* Directions for this task
Gather all lines with the word "assessed" in them.

+ + + + +

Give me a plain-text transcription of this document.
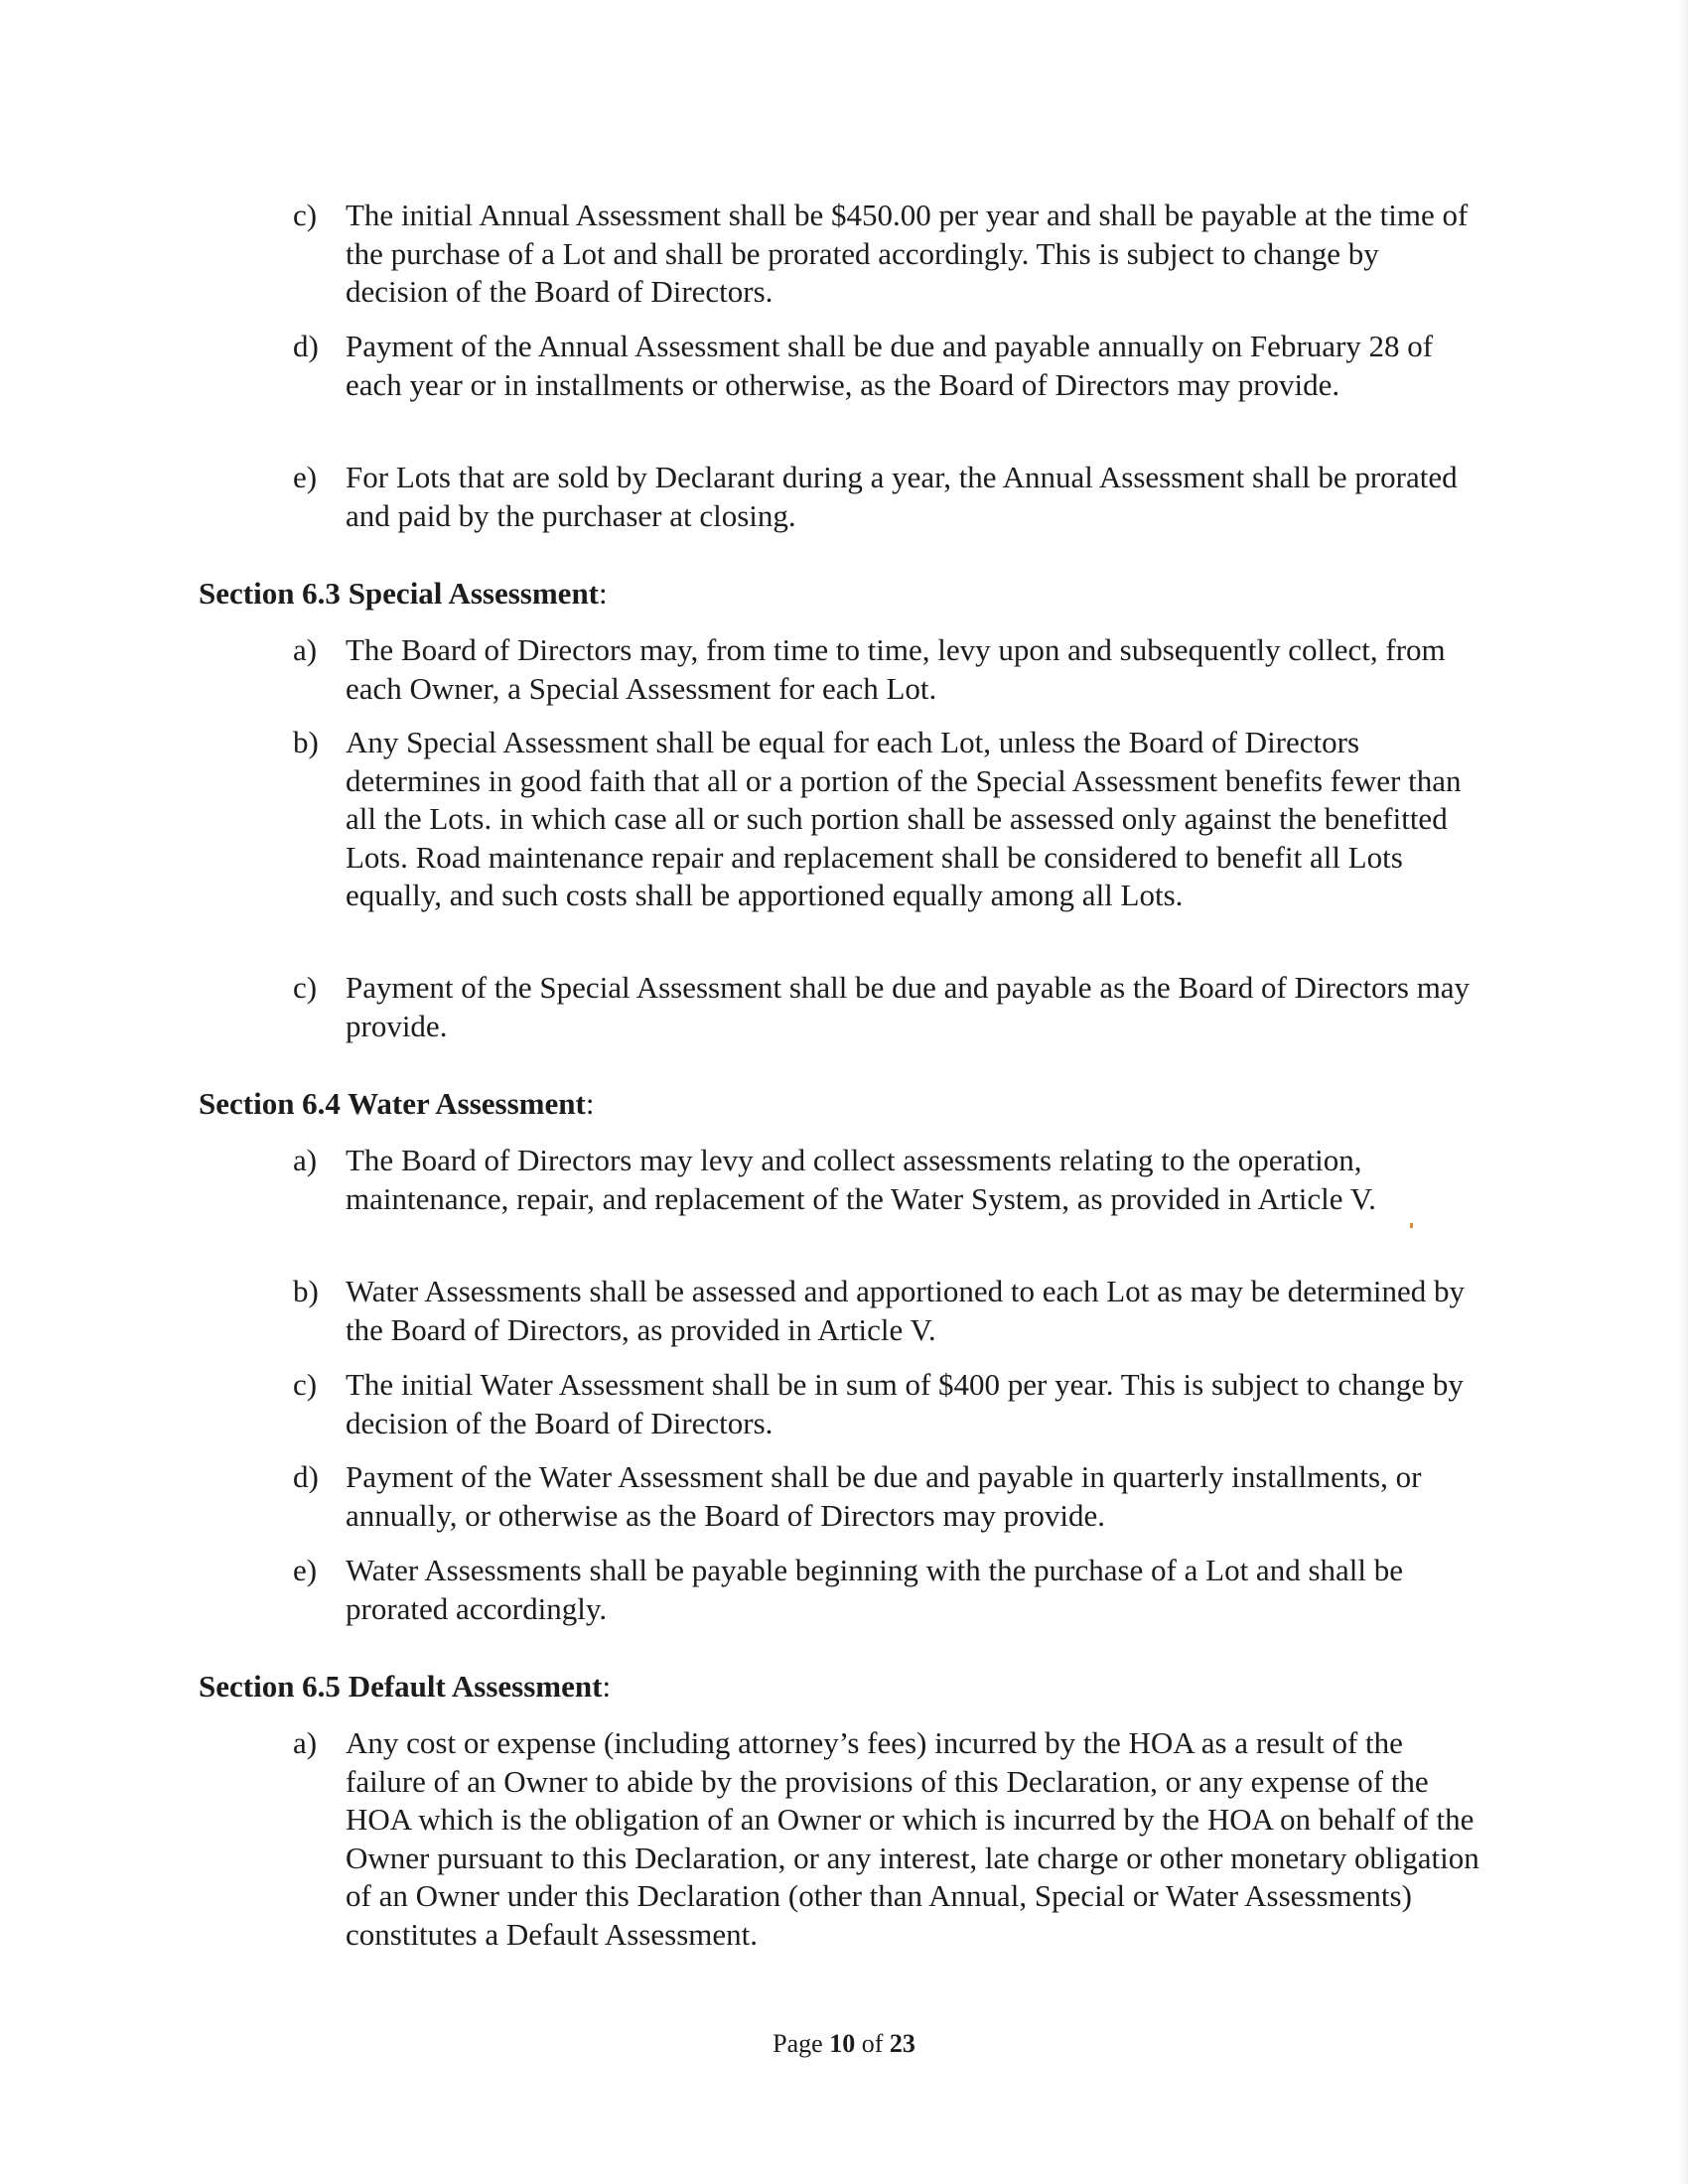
c) The initial Annual Assessment shall be $450.00 per year and shall be payable at the time of the purchase of a Lot and shall be prorated accordingly. This is subject to change by decision of the Board of Directors.
d) Payment of the Annual Assessment shall be due and payable annually on February 28 of each year or in installments or otherwise, as the Board of Directors may provide.
e) For Lots that are sold by Declarant during a year, the Annual Assessment shall be prorated and paid by the purchaser at closing.
Section 6.3 Special Assessment:
a) The Board of Directors may, from time to time, levy upon and subsequently collect, from each Owner, a Special Assessment for each Lot.
b) Any Special Assessment shall be equal for each Lot, unless the Board of Directors determines in good faith that all or a portion of the Special Assessment benefits fewer than all the Lots. in which case all or such portion shall be assessed only against the benefitted Lots. Road maintenance repair and replacement shall be considered to benefit all Lots equally, and such costs shall be apportioned equally among all Lots.
c) Payment of the Special Assessment shall be due and payable as the Board of Directors may provide.
Section 6.4 Water Assessment:
a) The Board of Directors may levy and collect assessments relating to the operation, maintenance, repair, and replacement of the Water System, as provided in Article V.
b) Water Assessments shall be assessed and apportioned to each Lot as may be determined by the Board of Directors, as provided in Article V.
c) The initial Water Assessment shall be in sum of $400 per year. This is subject to change by decision of the Board of Directors.
d) Payment of the Water Assessment shall be due and payable in quarterly installments, or annually, or otherwise as the Board of Directors may provide.
e) Water Assessments shall be payable beginning with the purchase of a Lot and shall be prorated accordingly.
Section 6.5 Default Assessment:
a) Any cost or expense (including attorney’s fees) incurred by the HOA as a result of the failure of an Owner to abide by the provisions of this Declaration, or any expense of the HOA which is the obligation of an Owner or which is incurred by the HOA on behalf of the Owner pursuant to this Declaration, or any interest, late charge or other monetary obligation of an Owner under this Declaration (other than Annual, Special or Water Assessments) constitutes a Default Assessment.
Page 10 of 23
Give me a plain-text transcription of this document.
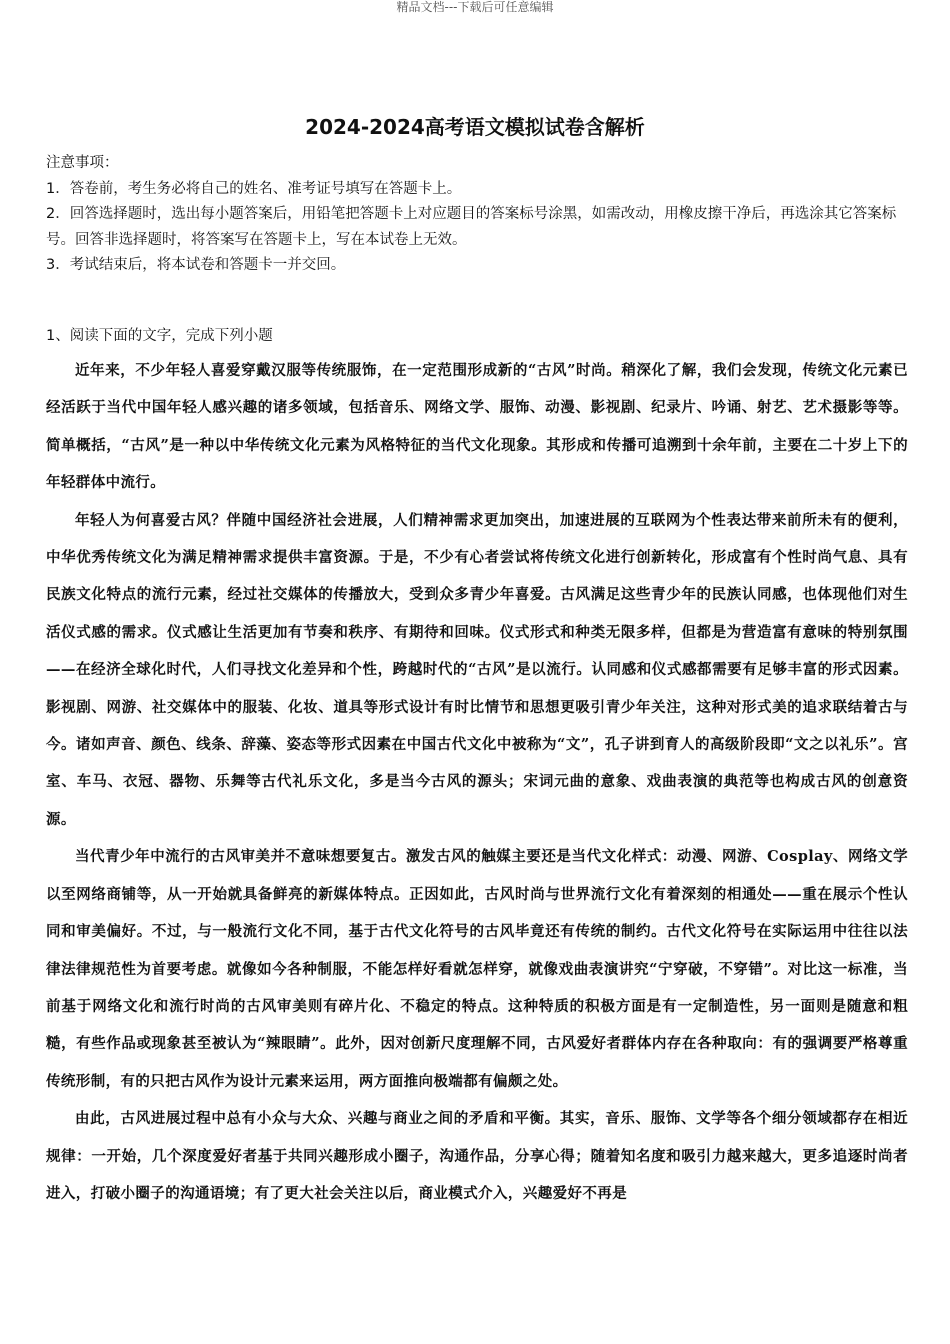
精品文档---下载后可任意编辑
2024-2024高考语文模拟试卷含解析
注意事项：
1．答卷前，考生务必将自己的姓名、准考证号填写在答题卡上。
2．回答选择题时，选出每小题答案后，用铅笔把答题卡上对应题目的答案标号涂黑，如需改动，用橡皮擦干净后，再选涂其它答案标号。回答非选择题时，将答案写在答题卡上，写在本试卷上无效。
3．考试结束后，将本试卷和答题卡一并交回。
1、阅读下面的文字，完成下列小题

近年来，不少年轻人喜爱穿戴汉服等传统服饰，在一定范围形成新的“古风”时尚。稍深化了解，我们会发现，传统文化元素已经活跃于当代中国年轻人感兴趣的诸多领域，包括音乐、网络文学、服饰、动漫、影视剧、纪录片、吟诵、射艺、艺术摄影等等。简单概括，“古风”是一种以中华传统文化元素为风格特征的当代文化现象。其形成和传播可追溯到十余年前，主要在二十岁上下的年轻群体中流行。

年轻人为何喜爱古风？伴随中国经济社会进展，人们精神需求更加突出，加速进展的互联网为个性表达带来前所未有的便利，中华优秀传统文化为满足精神需求提供丰富资源。于是，不少有心者尝试将传统文化进行创新转化，形成富有个性时尚气息、具有民族文化特点的流行元素，经过社交媒体的传播放大，受到众多青少年喜爱。古风满足这些青少年的民族认同感，也体现他们对生活仪式感的需求。仪式感让生活更加有节奏和秩序、有期待和回味。仪式形式和种类无限多样，但都是为营造富有意味的特别氛围——在经济全球化时代，人们寻找文化差异和个性，跨越时代的“古风”是以流行。认同感和仪式感都需要有足够丰富的形式因素。影视剧、网游、社交媒体中的服装、化妆、道具等形式设计有时比情节和思想更吸引青少年关注，这种对形式美的追求联结着古与今。诸如声音、颜色、线条、辞藻、姿态等形式因素在中国古代文化中被称为“文”，孔子讲到育人的高级阶段即“文之以礼乐”。宫室、车马、衣冠、器物、乐舞等古代礼乐文化，多是当今古风的源头；宋词元曲的意象、戏曲表演的典范等也构成古风的创意资源。

当代青少年中流行的古风审美并不意味想要复古。激发古风的触媒主要还是当代文化样式：动漫、网游、Cosplay、网络文学以至网络商铺等，从一开始就具备鲜亮的新媒体特点。正因如此，古风时尚与世界流行文化有着深刻的相通处——重在展示个性认同和审美偏好。不过，与一般流行文化不同，基于古代文化符号的古风毕竟还有传统的制约。古代文化符号在实际运用中往往以法律法律规范性为首要考虑。就像如今各种制服，不能怎样好看就怎样穿，就像戏曲表演讲究“宁穿破，不穿错”。对比这一标准，当前基于网络文化和流行时尚的古风审美则有碎片化、不稳定的特点。这种特质的积极方面是有一定制造性，另一面则是随意和粗糙，有些作品或现象甚至被认为“辣眼睛”。此外，因对创新尺度理解不同，古风爱好者群体内存在各种取向：有的强调要严格尊重传统形制，有的只把古风作为设计元素来运用，两方面推向极端都有偏颇之处。

由此，古风进展过程中总有小众与大众、兴趣与商业之间的矛盾和平衡。其实，音乐、服饰、文学等各个细分领域都存在相近规律：一开始，几个深度爱好者基于共同兴趣形成小圈子，沟通作品，分享心得；随着知名度和吸引力越来越大，更多追逐时尚者进入，打破小圈子的沟通语境；有了更大社会关注以后，商业模式介入，兴趣爱好不再是
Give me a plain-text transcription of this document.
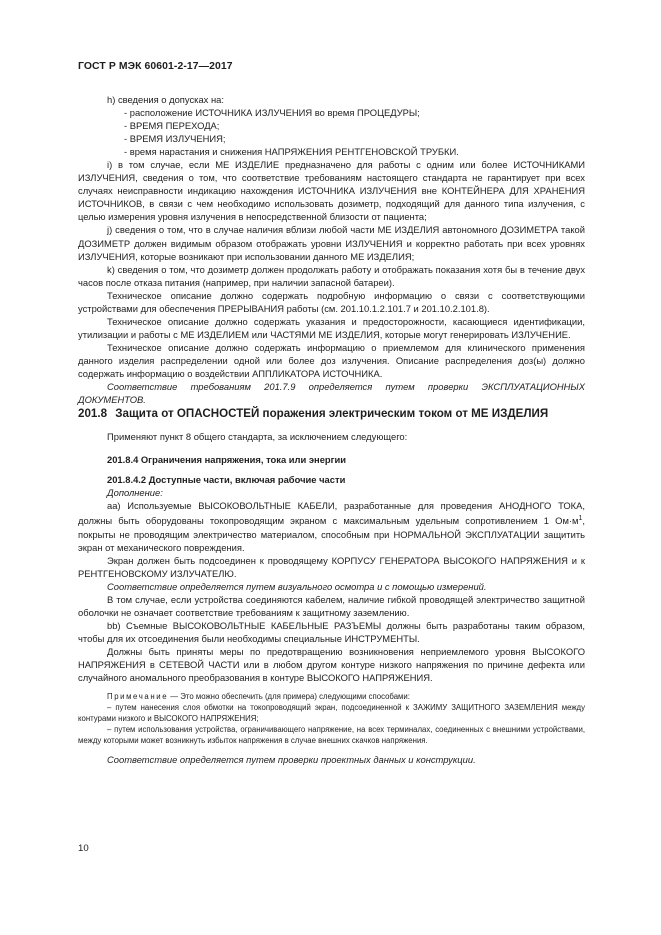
ГОСТ Р МЭК 60601-2-17—2017

h) сведения о допусках на:

- расположение ИСТОЧНИКА ИЗЛУЧЕНИЯ во время ПРОЦЕДУРЫ;

- ВРЕМЯ ПЕРЕХОДА;

- ВРЕМЯ ИЗЛУЧЕНИЯ;

- время нарастания и снижения НАПРЯЖЕНИЯ РЕНТГЕНОВСКОЙ ТРУБКИ.

i) в том случае, если МЕ ИЗДЕЛИЕ предназначено для работы с одним или более ИСТОЧНИКАМИ ИЗЛУЧЕНИЯ, сведения о том, что соответствие требованиям настоящего стандарта не гарантирует при всех случаях неисправности индикацию нахождения ИСТОЧНИКА ИЗЛУЧЕНИЯ вне КОНТЕЙНЕРА ДЛЯ ХРАНЕНИЯ ИСТОЧНИКОВ, в связи с чем необходимо использовать дозиметр, подходящий для данного типа излучения, с целью измерения уровня излучения в непосредственной близости от пациента;

j) сведения о том, что в случае наличия вблизи любой части МЕ ИЗДЕЛИЯ автономного ДОЗИМЕТРА такой ДОЗИМЕТР должен видимым образом отображать уровни ИЗЛУЧЕНИЯ и корректно работать при всех уровнях ИЗЛУЧЕНИЯ, которые возникают при использовании данного МЕ ИЗДЕЛИЯ;

k) сведения о том, что дозиметр должен продолжать работу и отображать показания хотя бы в течение двух часов после отказа питания (например, при наличии запасной батареи).

Техническое описание должно содержать подробную информацию о связи с соответствующими устройствами для обеспечения ПРЕРЫВАНИЯ работы (см. 201.10.1.2.101.7 и 201.10.2.101.8).

Техническое описание должно содержать указания и предосторожности, касающиеся идентификации, утилизации и работы с МЕ ИЗДЕЛИЕМ или ЧАСТЯМИ МЕ ИЗДЕЛИЯ, которые могут генерировать ИЗЛУЧЕНИЕ.

Техническое описание должно содержать информацию о приемлемом для клинического применения данного изделия распределении одной или более доз излучения. Описание распределения доз(ы) должно содержать информацию о воздействии АППЛИКАТОРА ИСТОЧНИКА.

Соответствие требованиям 201.7.9 определяется путем проверки ЭКСПЛУАТАЦИОННЫХ ДОКУМЕНТОВ.

201.8 Защита от ОПАСНОСТЕЙ поражения электрическим током от МЕ ИЗДЕЛИЯ

Применяют пункт 8 общего стандарта, за исключением следующего:

201.8.4 Ограничения напряжения, тока или энергии

201.8.4.2 Доступные части, включая рабочие части

Дополнение:

aa) Используемые ВЫСОКОВОЛЬТНЫЕ КАБЕЛИ, разработанные для проведения АНОДНОГО ТОКА, должны быть оборудованы токопроводящим экраном с максимальным удельным сопротивлением 1 $Ом\cdot м^1$, покрыты не проводящим электричество материалом, способным при НОРМАЛЬНОЙ ЭКСПЛУАТАЦИИ защитить экран от механического повреждения.

Экран должен быть подсоединен к проводящему КОРПУСУ ГЕНЕРАТОРА ВЫСОКОГО НАПРЯЖЕНИЯ и к РЕНТГЕНОВСКОМУ ИЗЛУЧАТЕЛЮ.

Соответствие определяется путем визуального осмотра и с помощью измерений.

В том случае, если устройства соединяются кабелем, наличие гибкой проводящей электричество защитной оболочки не означает соответствие требованиям к защитному заземлению.

bb) Съемные ВЫСОКОВОЛЬТНЫЕ КАБЕЛЬНЫЕ РАЗЪЕМЫ должны быть разработаны таким образом, чтобы для их отсоединения были необходимы специальные ИНСТРУМЕНТЫ.

Должны быть приняты меры по предотвращению возникновения неприемлемого уровня ВЫСОКОГО НАПРЯЖЕНИЯ в СЕТЕВОЙ ЧАСТИ или в любом другом контуре низкого напряжения по причине дефекта или случайного аномального преобразования в контуре ВЫСОКОГО НАПРЯЖЕНИЯ.

Примечание — Это можно обеспечить (для примера) следующими способами:

– путем нанесения слоя обмотки на токопроводящий экран, подсоединенной к ЗАЖИМУ ЗАЩИТНОГО ЗАЗЕМЛЕНИЯ между контурами низкого и ВЫСОКОГО НАПРЯЖЕНИЯ;

– путем использования устройства, ограничивающего напряжение, на всех терминалах, соединенных с внешними устройствами, между которыми может возникнуть избыток напряжения в случае внешних скачков напряжения.

Соответствие определяется путем проверки проектных данных и конструкции.

10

+ + + + +

* Exercise output
b) Any Special Assessment shall be equal for each Lot, unless the Board of Directors determines in good faith that all or a portion of the Special Assessment benefits fewer than all the Lots. in which case all or such portion shall be assessed only against the benefitted Lots. Road maintenance repair and replacement shall be considered to benefit all Lots equally, and such costs shall be apportioned equally among all Lots.
b) Water Assessments shall be assessed and apportioned to each Lot as may be determined by the Board of Directors, as provided in Article V.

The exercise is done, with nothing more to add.